=== WHAT TO DO ===
Pick out every line with the word "text" and copy it.

=== DATA SUPPLIED ===

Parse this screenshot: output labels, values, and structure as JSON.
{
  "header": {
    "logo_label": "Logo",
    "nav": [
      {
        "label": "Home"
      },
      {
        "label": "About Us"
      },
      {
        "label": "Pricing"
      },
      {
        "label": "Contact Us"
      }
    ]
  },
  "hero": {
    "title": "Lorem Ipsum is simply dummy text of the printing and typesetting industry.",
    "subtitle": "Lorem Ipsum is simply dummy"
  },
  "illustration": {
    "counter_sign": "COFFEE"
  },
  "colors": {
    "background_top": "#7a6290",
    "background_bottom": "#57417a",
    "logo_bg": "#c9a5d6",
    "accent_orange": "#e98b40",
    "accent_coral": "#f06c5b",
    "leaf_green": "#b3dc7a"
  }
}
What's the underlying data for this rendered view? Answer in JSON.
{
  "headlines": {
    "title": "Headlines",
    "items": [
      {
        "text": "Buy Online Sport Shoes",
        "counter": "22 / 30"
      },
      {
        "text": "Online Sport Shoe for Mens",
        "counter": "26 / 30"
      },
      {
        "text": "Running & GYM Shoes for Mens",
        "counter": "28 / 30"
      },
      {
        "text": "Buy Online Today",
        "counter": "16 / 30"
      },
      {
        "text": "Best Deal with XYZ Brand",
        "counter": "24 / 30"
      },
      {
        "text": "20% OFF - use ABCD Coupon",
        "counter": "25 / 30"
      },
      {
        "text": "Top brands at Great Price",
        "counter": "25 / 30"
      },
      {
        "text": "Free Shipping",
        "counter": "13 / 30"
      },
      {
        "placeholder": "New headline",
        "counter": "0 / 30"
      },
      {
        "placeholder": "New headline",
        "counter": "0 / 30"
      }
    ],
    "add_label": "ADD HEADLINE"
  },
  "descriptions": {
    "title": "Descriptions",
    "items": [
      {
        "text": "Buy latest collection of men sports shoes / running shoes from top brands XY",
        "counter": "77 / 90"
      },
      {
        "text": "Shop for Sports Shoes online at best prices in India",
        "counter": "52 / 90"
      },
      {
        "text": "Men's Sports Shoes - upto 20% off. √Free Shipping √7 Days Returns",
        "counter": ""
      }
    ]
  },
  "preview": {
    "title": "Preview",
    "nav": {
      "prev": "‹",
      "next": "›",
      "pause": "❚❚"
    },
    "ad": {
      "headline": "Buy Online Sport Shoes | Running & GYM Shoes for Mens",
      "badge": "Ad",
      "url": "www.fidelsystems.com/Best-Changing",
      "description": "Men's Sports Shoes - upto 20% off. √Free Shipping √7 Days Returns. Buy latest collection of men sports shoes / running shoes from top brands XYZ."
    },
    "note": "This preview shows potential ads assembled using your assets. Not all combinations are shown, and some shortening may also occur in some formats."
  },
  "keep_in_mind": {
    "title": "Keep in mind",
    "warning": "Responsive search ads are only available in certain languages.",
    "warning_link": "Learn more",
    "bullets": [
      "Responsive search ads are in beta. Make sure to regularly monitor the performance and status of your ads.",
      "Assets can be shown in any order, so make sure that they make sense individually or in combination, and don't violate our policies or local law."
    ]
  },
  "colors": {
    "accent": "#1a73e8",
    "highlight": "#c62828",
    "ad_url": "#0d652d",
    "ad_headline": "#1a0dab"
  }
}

=== THE RESPONSE ===
    "title": "Lorem Ipsum is simply dummy text of the printing and typesetting industry.",
        "text": "Buy Online Sport Shoes",
        "text": "Online Sport Shoe for Mens",
        "text": "Running & GYM Shoes for Mens",
        "text": "Buy Online Today",
        "text": "Best Deal with XYZ Brand",
        "text": "20% OFF - use ABCD Coupon",
        "text": "Top brands at Great Price",
        "text": "Free Shipping",
        "text": "Buy latest collection of men sports shoes / running shoes from top brands XY",
        "text": "Shop for Sports Shoes online at best prices in India",
        "text": "Men's Sports Shoes - upto 20% off. √Free Shipping √7 Days Returns",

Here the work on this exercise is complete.